┌─ Supplied records

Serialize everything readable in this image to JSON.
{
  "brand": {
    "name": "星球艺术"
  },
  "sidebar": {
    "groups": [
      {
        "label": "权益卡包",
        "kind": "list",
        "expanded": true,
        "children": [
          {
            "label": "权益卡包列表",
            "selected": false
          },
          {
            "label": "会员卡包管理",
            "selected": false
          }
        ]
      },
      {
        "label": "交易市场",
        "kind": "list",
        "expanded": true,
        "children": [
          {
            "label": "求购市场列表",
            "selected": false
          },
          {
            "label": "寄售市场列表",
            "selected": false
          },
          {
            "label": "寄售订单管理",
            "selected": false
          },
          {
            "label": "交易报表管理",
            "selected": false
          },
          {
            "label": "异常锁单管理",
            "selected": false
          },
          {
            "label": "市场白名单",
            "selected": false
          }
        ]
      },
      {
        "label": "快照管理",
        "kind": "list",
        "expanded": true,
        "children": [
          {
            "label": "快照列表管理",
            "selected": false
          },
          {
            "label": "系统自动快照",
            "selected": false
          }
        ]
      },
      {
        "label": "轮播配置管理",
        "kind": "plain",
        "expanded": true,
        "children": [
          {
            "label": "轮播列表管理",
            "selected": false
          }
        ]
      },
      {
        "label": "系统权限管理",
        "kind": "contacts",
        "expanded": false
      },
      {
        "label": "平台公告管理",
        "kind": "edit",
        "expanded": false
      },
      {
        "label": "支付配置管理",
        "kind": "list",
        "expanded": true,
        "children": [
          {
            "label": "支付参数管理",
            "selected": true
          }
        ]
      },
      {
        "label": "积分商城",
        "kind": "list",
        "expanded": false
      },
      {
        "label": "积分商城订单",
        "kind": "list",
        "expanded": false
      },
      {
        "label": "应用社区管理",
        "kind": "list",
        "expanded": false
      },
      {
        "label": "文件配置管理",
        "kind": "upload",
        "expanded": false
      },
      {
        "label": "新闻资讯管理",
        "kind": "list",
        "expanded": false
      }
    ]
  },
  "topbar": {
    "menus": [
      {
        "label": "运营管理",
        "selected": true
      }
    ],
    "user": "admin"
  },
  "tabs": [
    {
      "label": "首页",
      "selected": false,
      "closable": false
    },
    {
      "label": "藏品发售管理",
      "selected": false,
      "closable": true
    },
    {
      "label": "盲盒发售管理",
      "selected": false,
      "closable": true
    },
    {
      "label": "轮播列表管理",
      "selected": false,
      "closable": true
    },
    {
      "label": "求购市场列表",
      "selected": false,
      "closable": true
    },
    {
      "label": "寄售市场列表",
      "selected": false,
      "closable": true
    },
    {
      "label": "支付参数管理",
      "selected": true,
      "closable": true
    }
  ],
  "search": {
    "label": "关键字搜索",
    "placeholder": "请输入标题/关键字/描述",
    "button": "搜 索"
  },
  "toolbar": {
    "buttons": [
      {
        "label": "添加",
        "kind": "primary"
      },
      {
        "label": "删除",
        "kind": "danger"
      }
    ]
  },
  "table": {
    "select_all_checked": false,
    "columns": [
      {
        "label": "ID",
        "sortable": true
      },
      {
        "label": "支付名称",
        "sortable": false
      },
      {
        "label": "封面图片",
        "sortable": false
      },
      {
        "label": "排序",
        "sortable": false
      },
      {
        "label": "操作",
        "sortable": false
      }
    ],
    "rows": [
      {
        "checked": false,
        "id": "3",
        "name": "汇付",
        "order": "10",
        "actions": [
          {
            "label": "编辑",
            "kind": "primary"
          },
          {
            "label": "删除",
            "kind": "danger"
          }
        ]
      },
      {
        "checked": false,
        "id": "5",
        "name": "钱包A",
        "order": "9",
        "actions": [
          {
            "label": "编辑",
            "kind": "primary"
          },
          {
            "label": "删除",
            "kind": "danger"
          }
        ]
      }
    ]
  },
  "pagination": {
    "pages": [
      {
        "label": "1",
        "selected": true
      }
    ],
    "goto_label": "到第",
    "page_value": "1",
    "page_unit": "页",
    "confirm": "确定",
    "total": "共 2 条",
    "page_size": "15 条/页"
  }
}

└─

Exercise details →
Each line of the material should be echoed exactly.

Output →
Serialize everything readable in this image to JSON.
{
  "brand": {
    "name": "星球艺术"
  },
  "sidebar": {
    "groups": [
      {
        "label": "权益卡包",
        "kind": "list",
        "expanded": true,
        "children": [
          {
            "label": "权益卡包列表",
            "selected": false
          },
          {
            "label": "会员卡包管理",
            "selected": false
          }
        ]
      },
      {
        "label": "交易市场",
        "kind": "list",
        "expanded": true,
        "children": [
          {
            "label": "求购市场列表",
            "selected": false
          },
          {
            "label": "寄售市场列表",
            "selected": false
          },
          {
            "label": "寄售订单管理",
            "selected": false
          },
          {
            "label": "交易报表管理",
            "selected": false
          },
          {
            "label": "异常锁单管理",
            "selected": false
          },
          {
            "label": "市场白名单",
            "selected": false
          }
        ]
      },
      {
        "label": "快照管理",
        "kind": "list",
        "expanded": true,
        "children": [
          {
            "label": "快照列表管理",
            "selected": false
          },
          {
            "label": "系统自动快照",
            "selected": false
          }
        ]
      },
      {
        "label": "轮播配置管理",
        "kind": "plain",
        "expanded": true,
        "children": [
          {
            "label": "轮播列表管理",
            "selected": false
          }
        ]
      },
      {
        "label": "系统权限管理",
        "kind": "contacts",
        "expanded": false
      },
      {
        "label": "平台公告管理",
        "kind": "edit",
        "expanded": false
      },
      {
        "label": "支付配置管理",
        "kind": "list",
        "expanded": true,
        "children": [
          {
            "label": "支付参数管理",
            "selected": true
          }
        ]
      },
      {
        "label": "积分商城",
        "kind": "list",
        "expanded": false
      },
      {
        "label": "积分商城订单",
        "kind": "list",
        "expanded": false
      },
      {
        "label": "应用社区管理",
        "kind": "list",
        "expanded": false
      },
      {
        "label": "文件配置管理",
        "kind": "upload",
        "expanded": false
      },
      {
        "label": "新闻资讯管理",
        "kind": "list",
        "expanded": false
      }
    ]
  },
  "topbar": {
    "menus": [
      {
        "label": "运营管理",
        "selected": true
      }
    ],
    "user": "admin"
  },
  "tabs": [
    {
      "label": "首页",
      "selected": false,
      "closable": false
    },
    {
      "label": "藏品发售管理",
      "selected": false,
      "closable": true
    },
    {
      "label": "盲盒发售管理",
      "selected": false,
      "closable": true
    },
    {
      "label": "轮播列表管理",
      "selected": false,
      "closable": true
    },
    {
      "label": "求购市场列表",
      "selected": false,
      "closable": true
    },
    {
      "label": "寄售市场列表",
      "selected": false,
      "closable": true
    },
    {
      "label": "支付参数管理",
      "selected": true,
      "closable": true
    }
  ],
  "search": {
    "label": "关键字搜索",
    "placeholder": "请输入标题/关键字/描述",
    "button": "搜 索"
  },
  "toolbar": {
    "buttons": [
      {
        "label": "添加",
        "kind": "primary"
      },
      {
        "label": "删除",
        "kind": "danger"
      }
    ]
  },
  "table": {
    "select_all_checked": false,
    "columns": [
      {
        "label": "ID",
        "sortable": true
      },
      {
        "label": "支付名称",
        "sortable": false
      },
      {
        "label": "封面图片",
        "sortable": false
      },
      {
        "label": "排序",
        "sortable": false
      },
      {
        "label": "操作",
        "sortable": false
      }
    ],
    "rows": [
      {
        "checked": false,
        "id": "3",
        "name": "汇付",
        "order": "10",
        "actions": [
          {
            "label": "编辑",
            "kind": "primary"
          },
          {
            "label": "删除",
            "kind": "danger"
          }
        ]
      },
      {
        "checked": false,
        "id": "5",
        "name": "钱包A",
        "order": "9",
        "actions": [
          {
            "label": "编辑",
            "kind": "primary"
          },
          {
            "label": "删除",
            "kind": "danger"
          }
        ]
      }
    ]
  },
  "pagination": {
    "pages": [
      {
        "label": "1",
        "selected": true
      }
    ],
    "goto_label": "到第",
    "page_value": "1",
    "page_unit": "页",
    "confirm": "确定",
    "total": "共 2 条",
    "page_size": "15 条/页"
  }
}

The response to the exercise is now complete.